[MATERIAL FOR THE TASK]
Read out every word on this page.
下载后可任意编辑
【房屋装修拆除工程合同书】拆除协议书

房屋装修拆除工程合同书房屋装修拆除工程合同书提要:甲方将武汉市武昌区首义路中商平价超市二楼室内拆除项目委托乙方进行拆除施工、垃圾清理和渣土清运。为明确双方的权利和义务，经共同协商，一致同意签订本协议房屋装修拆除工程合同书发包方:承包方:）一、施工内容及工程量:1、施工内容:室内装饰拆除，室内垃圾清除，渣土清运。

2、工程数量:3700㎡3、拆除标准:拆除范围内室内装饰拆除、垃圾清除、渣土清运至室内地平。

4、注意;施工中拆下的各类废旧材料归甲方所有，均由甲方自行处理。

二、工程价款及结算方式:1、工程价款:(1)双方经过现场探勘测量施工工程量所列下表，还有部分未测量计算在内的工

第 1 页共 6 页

[WHAT THE EXERCISE ASKS]
Word for word, quote all of the data above.

[ANSWER BELOW]
Read out every word on this page.
下载后可任意编辑
【房屋装修拆除工程合同书】拆除协议书

房屋装修拆除工程合同书房屋装修拆除工程合同书提要:甲方将武汉市武昌区首义路中商平价超市二楼室内拆除项目委托乙方进行拆除施工、垃圾清理和渣土清运。为明确双方的权利和义务，经共同协商，一致同意签订本协议房屋装修拆除工程合同书发包方:承包方:）一、施工内容及工程量:1、施工内容:室内装饰拆除，室内垃圾清除，渣土清运。

2、工程数量:3700㎡3、拆除标准:拆除范围内室内装饰拆除、垃圾清除、渣土清运至室内地平。

4、注意;施工中拆下的各类废旧材料归甲方所有，均由甲方自行处理。

二、工程价款及结算方式:1、工程价款:(1)双方经过现场探勘测量施工工程量所列下表，还有部分未测量计算在内的工

第 1 页共 6 页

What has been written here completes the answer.